- **WHAT IS BEING ASKED**
Make an exact copy of the records, with the pictures left out.

- **SUPPLIED INFORMATION**
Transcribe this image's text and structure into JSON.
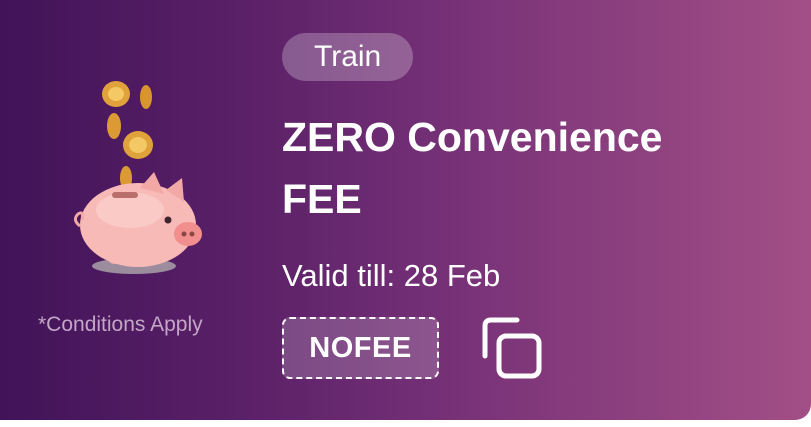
{
  "offer": {
    "category": "Train",
    "title": "ZERO Convenience FEE",
    "validity": "Valid till: 28 Feb",
    "code": "NOFEE",
    "conditions": "*Conditions Apply"
  },
  "icons": {
    "illustration": "piggy-bank-coins-icon",
    "copy": "copy-icon"
  },
  "colors": {
    "gradient_start": "#411358",
    "gradient_end": "#a34f86",
    "text": "#ffffff",
    "conditions_text": "#c3a6c7"
  }
}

- **FULL ANSWER**
Transcribe this image's text and structure into JSON.
{
  "offer": {
    "category": "Train",
    "title": "ZERO Convenience FEE",
    "validity": "Valid till: 28 Feb",
    "code": "NOFEE",
    "conditions": "*Conditions Apply"
  },
  "icons": {
    "illustration": "piggy-bank-coins-icon",
    "copy": "copy-icon"
  },
  "colors": {
    "gradient_start": "#411358",
    "gradient_end": "#a34f86",
    "text": "#ffffff",
    "conditions_text": "#c3a6c7"
  }
}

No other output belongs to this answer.